Work to do:
A. According to the leap-second email, how would the kernel's leapsecond table presumably be supplied?
B. Reproduce the passage of the leap-second email that starts at "On Sat, 21 Jan" and runs up to and including "only userland will.".

Page excerpt:
══════════
[LEAPSECS] Lets get REAL about time.

Joseph S. Myers jsm at polyomino.org.uk
Sat Jan 21 19:10:29 EST 2012


On Sat, 21 Jan 2012, Poul-Henning Kamp wrote:


> >My question, though: if the offset is in TAI, and you have to

> >support "UTC", how do you get your leap second tables to do the

> >conversion?

>

> The reason for TAI is that way the kernel will not need the leapseconds

> only userland will.


The kernel will presumably have new system call interfaces using the new
type. For compatibility with existing binaries it will also need all the
existing interfaces using the existing types with the same semantics as at
present (for example, POSIX time_t as an arithmetic encoding of UTC
broken-down times that is ambiguous around leap seconds) - and so will
need a way to convert between the two. Similarly, new filesystems may
have an on-disk format using the new type for timestamps - so requiring a
conversion to time_t when old stat() interfaces are called - but for old
filesystems it will remain necessary to interpret on-disk timestamps in
the same way they always were interpreted as time_t, meaning conversion
code when a new interface is used with an old fileystem. For all these
conversions, a leapsecond table in the kernel (presumably provided by
userspace to the kernel during the boot process, and updated as needed
after boot, rather than compiled in).
══════════
Stored records:
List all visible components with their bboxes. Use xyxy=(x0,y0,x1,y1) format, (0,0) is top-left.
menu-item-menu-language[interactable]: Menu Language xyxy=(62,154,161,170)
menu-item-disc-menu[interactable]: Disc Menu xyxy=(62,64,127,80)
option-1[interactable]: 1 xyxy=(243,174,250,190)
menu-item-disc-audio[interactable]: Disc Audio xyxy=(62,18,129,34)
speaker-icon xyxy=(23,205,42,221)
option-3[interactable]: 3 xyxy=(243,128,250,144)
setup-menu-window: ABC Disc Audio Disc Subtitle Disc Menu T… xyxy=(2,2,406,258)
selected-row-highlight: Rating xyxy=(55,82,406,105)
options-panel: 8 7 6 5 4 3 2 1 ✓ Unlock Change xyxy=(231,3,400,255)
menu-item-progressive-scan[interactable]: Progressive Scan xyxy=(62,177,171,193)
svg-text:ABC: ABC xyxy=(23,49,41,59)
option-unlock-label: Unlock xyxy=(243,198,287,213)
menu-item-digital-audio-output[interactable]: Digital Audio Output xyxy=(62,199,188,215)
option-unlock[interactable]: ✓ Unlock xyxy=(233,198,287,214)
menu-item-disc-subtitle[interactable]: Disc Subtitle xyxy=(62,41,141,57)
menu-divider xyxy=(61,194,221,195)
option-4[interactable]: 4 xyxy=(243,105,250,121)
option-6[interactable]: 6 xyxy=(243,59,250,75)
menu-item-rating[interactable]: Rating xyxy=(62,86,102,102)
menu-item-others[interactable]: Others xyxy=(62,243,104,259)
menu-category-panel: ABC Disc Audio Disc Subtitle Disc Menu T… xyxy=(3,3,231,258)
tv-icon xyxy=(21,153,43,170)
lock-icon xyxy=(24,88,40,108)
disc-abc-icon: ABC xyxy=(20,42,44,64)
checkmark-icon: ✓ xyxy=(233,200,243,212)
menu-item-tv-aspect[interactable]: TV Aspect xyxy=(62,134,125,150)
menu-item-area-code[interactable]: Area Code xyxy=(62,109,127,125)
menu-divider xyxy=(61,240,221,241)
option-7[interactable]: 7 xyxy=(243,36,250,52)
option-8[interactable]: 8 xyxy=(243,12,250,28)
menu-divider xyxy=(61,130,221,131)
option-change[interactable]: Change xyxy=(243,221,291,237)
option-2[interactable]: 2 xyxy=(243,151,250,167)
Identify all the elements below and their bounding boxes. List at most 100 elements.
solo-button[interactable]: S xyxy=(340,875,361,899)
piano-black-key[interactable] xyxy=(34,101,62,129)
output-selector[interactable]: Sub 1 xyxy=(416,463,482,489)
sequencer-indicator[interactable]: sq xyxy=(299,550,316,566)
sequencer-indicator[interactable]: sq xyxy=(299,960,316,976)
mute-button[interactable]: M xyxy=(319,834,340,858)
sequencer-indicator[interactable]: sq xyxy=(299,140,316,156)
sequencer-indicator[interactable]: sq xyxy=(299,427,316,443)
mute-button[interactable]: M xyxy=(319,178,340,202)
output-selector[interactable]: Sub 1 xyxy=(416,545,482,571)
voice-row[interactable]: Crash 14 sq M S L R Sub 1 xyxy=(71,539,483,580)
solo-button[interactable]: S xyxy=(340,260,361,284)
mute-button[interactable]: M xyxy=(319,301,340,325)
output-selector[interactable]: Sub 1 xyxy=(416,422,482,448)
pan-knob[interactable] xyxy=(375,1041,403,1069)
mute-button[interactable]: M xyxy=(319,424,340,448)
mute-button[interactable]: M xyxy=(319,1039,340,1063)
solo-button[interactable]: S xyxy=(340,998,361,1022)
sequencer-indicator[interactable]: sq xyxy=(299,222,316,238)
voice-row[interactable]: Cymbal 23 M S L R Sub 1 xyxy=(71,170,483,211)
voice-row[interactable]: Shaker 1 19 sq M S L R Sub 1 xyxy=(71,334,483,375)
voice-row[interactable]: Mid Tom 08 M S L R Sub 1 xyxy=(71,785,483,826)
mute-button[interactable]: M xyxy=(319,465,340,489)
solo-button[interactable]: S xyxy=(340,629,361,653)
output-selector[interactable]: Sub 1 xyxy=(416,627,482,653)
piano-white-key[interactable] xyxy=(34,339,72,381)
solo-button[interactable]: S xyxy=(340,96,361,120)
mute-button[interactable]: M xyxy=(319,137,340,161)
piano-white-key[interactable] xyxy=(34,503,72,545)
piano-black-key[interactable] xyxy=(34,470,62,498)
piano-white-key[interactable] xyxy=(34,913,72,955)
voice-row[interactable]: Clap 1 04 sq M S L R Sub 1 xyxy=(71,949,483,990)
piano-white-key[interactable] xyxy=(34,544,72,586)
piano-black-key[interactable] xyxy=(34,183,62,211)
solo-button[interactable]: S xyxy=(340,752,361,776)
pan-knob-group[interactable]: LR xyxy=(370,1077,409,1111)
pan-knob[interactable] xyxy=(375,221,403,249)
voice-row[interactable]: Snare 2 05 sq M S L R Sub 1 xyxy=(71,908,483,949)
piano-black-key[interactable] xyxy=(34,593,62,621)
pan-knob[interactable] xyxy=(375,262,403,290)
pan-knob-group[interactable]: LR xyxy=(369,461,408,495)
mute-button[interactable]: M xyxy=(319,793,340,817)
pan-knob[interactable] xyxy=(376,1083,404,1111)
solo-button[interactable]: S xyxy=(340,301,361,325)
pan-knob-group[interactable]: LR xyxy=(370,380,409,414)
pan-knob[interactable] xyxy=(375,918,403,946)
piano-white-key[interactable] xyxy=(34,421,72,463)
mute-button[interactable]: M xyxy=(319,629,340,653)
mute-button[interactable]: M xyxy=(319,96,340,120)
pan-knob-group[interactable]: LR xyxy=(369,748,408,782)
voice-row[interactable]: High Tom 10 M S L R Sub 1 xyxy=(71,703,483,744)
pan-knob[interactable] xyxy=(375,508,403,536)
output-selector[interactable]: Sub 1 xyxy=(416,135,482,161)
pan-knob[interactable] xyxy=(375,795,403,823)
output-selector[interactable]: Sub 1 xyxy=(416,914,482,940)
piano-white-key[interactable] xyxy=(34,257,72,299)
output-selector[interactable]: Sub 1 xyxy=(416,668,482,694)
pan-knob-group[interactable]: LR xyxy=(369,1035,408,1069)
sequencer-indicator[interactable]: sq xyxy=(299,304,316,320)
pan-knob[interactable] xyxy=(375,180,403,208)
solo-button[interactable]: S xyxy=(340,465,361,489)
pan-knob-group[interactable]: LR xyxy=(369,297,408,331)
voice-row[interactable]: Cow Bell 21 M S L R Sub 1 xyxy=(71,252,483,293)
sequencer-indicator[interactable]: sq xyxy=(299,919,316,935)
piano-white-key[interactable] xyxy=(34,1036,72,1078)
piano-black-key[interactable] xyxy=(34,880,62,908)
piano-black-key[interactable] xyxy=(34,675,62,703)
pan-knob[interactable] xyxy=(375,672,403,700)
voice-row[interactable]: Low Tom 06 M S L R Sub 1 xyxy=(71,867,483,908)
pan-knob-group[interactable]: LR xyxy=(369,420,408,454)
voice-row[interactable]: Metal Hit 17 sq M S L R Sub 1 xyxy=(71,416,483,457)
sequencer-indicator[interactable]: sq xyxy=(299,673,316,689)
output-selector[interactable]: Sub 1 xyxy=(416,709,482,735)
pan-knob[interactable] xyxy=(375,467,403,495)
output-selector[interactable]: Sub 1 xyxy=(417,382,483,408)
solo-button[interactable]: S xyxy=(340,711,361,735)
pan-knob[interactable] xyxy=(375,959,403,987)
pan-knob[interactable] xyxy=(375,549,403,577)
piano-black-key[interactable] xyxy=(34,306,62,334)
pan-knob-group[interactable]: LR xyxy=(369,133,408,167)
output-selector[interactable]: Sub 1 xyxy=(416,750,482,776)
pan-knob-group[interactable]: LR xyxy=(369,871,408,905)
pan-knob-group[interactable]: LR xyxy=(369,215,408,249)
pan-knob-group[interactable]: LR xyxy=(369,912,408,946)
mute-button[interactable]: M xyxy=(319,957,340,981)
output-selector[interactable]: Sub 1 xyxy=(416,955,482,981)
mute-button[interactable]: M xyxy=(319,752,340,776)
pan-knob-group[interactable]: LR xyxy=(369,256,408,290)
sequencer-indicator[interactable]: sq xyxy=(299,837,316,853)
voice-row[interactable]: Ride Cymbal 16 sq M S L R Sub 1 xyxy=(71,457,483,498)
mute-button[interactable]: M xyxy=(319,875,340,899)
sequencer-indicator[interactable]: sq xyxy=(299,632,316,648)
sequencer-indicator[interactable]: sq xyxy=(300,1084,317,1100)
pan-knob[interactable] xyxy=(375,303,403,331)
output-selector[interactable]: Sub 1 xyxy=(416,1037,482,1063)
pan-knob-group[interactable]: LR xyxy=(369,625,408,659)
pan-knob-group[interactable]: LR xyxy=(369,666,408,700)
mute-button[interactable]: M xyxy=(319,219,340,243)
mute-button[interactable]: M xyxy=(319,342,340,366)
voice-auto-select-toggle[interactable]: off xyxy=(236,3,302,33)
══════════
Replies:
A. Userspace would provide it to the kernel during the boot process and update it as needed after boot, rather than compiling it in.

B.
On Sat, 21 Jan 2012, Poul-Henning Kamp wrote:


> >My question, though: if the offset is in TAI, and you have to

> >support "UTC", how do you get your leap second tables to do the

> >conversion?

>

> The reason for TAI is that way the kernel will not need the leapseconds

> only userland will.